Task brief ▸ Extract all data as written.

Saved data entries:
*-*-*

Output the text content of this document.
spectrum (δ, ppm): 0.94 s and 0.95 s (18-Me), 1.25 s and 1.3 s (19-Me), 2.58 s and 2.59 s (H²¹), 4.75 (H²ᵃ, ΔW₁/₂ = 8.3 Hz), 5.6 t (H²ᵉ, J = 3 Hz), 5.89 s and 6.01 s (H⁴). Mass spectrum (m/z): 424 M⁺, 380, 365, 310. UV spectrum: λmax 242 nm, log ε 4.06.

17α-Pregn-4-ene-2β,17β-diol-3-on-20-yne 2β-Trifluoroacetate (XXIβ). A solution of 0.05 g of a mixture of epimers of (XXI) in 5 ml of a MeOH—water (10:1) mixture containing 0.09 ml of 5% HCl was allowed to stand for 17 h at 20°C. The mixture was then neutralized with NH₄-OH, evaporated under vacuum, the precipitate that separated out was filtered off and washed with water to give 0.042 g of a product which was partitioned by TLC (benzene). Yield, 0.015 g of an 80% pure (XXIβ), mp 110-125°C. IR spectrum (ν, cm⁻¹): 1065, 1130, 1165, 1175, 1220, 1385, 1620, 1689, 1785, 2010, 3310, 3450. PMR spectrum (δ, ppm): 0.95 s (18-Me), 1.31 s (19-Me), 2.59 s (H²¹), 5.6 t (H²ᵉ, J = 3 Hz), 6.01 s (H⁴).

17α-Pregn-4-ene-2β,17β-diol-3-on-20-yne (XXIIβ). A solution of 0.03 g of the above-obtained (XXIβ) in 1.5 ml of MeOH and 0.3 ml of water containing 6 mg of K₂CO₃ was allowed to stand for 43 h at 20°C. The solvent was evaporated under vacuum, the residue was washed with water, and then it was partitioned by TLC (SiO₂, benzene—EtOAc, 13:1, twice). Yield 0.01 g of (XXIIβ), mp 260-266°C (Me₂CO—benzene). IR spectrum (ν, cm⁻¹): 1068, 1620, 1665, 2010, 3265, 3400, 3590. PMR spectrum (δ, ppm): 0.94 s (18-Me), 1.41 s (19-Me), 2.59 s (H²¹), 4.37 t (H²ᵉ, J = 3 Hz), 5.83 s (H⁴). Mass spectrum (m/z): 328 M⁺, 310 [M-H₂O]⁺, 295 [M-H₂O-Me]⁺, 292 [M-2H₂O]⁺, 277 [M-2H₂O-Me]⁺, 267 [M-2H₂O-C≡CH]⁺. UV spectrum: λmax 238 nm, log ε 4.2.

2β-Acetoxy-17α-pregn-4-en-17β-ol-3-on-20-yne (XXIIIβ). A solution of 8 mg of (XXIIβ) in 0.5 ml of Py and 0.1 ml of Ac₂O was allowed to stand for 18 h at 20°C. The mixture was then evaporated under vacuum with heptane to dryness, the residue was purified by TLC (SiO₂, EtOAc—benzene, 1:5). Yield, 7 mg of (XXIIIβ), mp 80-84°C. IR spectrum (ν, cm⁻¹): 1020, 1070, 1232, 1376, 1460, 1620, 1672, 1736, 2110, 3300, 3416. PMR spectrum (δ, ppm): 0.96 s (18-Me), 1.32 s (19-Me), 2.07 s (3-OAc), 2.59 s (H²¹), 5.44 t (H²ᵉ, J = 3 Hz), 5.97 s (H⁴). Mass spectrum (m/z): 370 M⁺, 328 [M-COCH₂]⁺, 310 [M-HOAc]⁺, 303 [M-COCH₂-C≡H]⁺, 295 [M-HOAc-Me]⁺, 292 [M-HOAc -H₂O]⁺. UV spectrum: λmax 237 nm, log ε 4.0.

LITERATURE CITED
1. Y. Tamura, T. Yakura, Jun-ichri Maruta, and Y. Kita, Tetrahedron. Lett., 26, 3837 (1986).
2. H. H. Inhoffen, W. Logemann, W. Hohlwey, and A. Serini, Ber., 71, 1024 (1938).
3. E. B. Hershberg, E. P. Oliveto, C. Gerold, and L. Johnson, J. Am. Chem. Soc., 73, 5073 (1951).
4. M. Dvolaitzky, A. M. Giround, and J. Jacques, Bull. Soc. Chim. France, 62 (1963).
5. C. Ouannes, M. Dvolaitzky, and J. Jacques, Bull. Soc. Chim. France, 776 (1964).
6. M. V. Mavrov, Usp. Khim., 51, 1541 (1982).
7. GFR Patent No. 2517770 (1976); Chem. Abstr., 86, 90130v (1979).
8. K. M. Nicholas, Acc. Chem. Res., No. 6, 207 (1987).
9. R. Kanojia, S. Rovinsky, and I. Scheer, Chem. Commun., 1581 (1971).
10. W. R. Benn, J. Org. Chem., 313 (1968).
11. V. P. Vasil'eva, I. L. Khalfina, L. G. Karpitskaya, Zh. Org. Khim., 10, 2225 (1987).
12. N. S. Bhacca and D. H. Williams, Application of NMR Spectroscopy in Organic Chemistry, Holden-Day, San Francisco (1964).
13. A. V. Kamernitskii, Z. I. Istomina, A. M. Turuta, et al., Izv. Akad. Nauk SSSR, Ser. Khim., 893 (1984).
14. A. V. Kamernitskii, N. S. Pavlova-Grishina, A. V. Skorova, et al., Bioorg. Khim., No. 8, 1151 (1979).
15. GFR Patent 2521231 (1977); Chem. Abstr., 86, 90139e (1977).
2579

*-*-*

Task output ▸
Output the text content of this document.
spectrum (δ, ppm): 0.94 s and 0.95 s (18-Me), 1.25 s and 1.3 s (19-Me), 2.58 s and 2.59 s (H²¹), 4.75 (H²ᵃ, ΔW₁/₂ = 8.3 Hz), 5.6 t (H²ᵉ, J = 3 Hz), 5.89 s and 6.01 s (H⁴). Mass spectrum (m/z): 424 M⁺, 380, 365, 310. UV spectrum: λmax 242 nm, log ε 4.06.

17α-Pregn-4-ene-2β,17β-diol-3-on-20-yne 2β-Trifluoroacetate (XXIβ). A solution of 0.05 g of a mixture of epimers of (XXI) in 5 ml of a MeOH—water (10:1) mixture containing 0.09 ml of 5% HCl was allowed to stand for 17 h at 20°C. The mixture was then neutralized with NH₄-OH, evaporated under vacuum, the precipitate that separated out was filtered off and washed with water to give 0.042 g of a product which was partitioned by TLC (benzene). Yield, 0.015 g of an 80% pure (XXIβ), mp 110-125°C. IR spectrum (ν, cm⁻¹): 1065, 1130, 1165, 1175, 1220, 1385, 1620, 1689, 1785, 2010, 3310, 3450. PMR spectrum (δ, ppm): 0.95 s (18-Me), 1.31 s (19-Me), 2.59 s (H²¹), 5.6 t (H²ᵉ, J = 3 Hz), 6.01 s (H⁴).

17α-Pregn-4-ene-2β,17β-diol-3-on-20-yne (XXIIβ). A solution of 0.03 g of the above-obtained (XXIβ) in 1.5 ml of MeOH and 0.3 ml of water containing 6 mg of K₂CO₃ was allowed to stand for 43 h at 20°C. The solvent was evaporated under vacuum, the residue was washed with water, and then it was partitioned by TLC (SiO₂, benzene—EtOAc, 13:1, twice). Yield 0.01 g of (XXIIβ), mp 260-266°C (Me₂CO—benzene). IR spectrum (ν, cm⁻¹): 1068, 1620, 1665, 2010, 3265, 3400, 3590. PMR spectrum (δ, ppm): 0.94 s (18-Me), 1.41 s (19-Me), 2.59 s (H²¹), 4.37 t (H²ᵉ, J = 3 Hz), 5.83 s (H⁴). Mass spectrum (m/z): 328 M⁺, 310 [M-H₂O]⁺, 295 [M-H₂O-Me]⁺, 292 [M-2H₂O]⁺, 277 [M-2H₂O-Me]⁺, 267 [M-2H₂O-C≡CH]⁺. UV spectrum: λmax 238 nm, log ε 4.2.

2β-Acetoxy-17α-pregn-4-en-17β-ol-3-on-20-yne (XXIIIβ). A solution of 8 mg of (XXIIβ) in 0.5 ml of Py and 0.1 ml of Ac₂O was allowed to stand for 18 h at 20°C. The mixture was then evaporated under vacuum with heptane to dryness, the residue was purified by TLC (SiO₂, EtOAc—benzene, 1:5). Yield, 7 mg of (XXIIIβ), mp 80-84°C. IR spectrum (ν, cm⁻¹): 1020, 1070, 1232, 1376, 1460, 1620, 1672, 1736, 2110, 3300, 3416. PMR spectrum (δ, ppm): 0.96 s (18-Me), 1.32 s (19-Me), 2.07 s (3-OAc), 2.59 s (H²¹), 5.44 t (H²ᵉ, J = 3 Hz), 5.97 s (H⁴). Mass spectrum (m/z): 370 M⁺, 328 [M-COCH₂]⁺, 310 [M-HOAc]⁺, 303 [M-COCH₂-C≡H]⁺, 295 [M-HOAc-Me]⁺, 292 [M-HOAc -H₂O]⁺. UV spectrum: λmax 237 nm, log ε 4.0.

LITERATURE CITED
1. Y. Tamura, T. Yakura, Jun-ichri Maruta, and Y. Kita, Tetrahedron. Lett., 26, 3837 (1986).
2. H. H. Inhoffen, W. Logemann, W. Hohlwey, and A. Serini, Ber., 71, 1024 (1938).
3. E. B. Hershberg, E. P. Oliveto, C. Gerold, and L. Johnson, J. Am. Chem. Soc., 73, 5073 (1951).
4. M. Dvolaitzky, A. M. Giround, and J. Jacques, Bull. Soc. Chim. France, 62 (1963).
5. C. Ouannes, M. Dvolaitzky, and J. Jacques, Bull. Soc. Chim. France, 776 (1964).
6. M. V. Mavrov, Usp. Khim., 51, 1541 (1982).
7. GFR Patent No. 2517770 (1976); Chem. Abstr., 86, 90130v (1979).
8. K. M. Nicholas, Acc. Chem. Res., No. 6, 207 (1987).
9. R. Kanojia, S. Rovinsky, and I. Scheer, Chem. Commun., 1581 (1971).
10. W. R. Benn, J. Org. Chem., 313 (1968).
11. V. P. Vasil'eva, I. L. Khalfina, L. G. Karpitskaya, Zh. Org. Khim., 10, 2225 (1987).
12. N. S. Bhacca and D. H. Williams, Application of NMR Spectroscopy in Organic Chemistry, Holden-Day, San Francisco (1964).
13. A. V. Kamernitskii, Z. I. Istomina, A. M. Turuta, et al., Izv. Akad. Nauk SSSR, Ser. Khim., 893 (1984).
14. A. V. Kamernitskii, N. S. Pavlova-Grishina, A. V. Skorova, et al., Bioorg. Khim., No. 8, 1151 (1979).
15. GFR Patent 2521231 (1977); Chem. Abstr., 86, 90139e (1977).
2579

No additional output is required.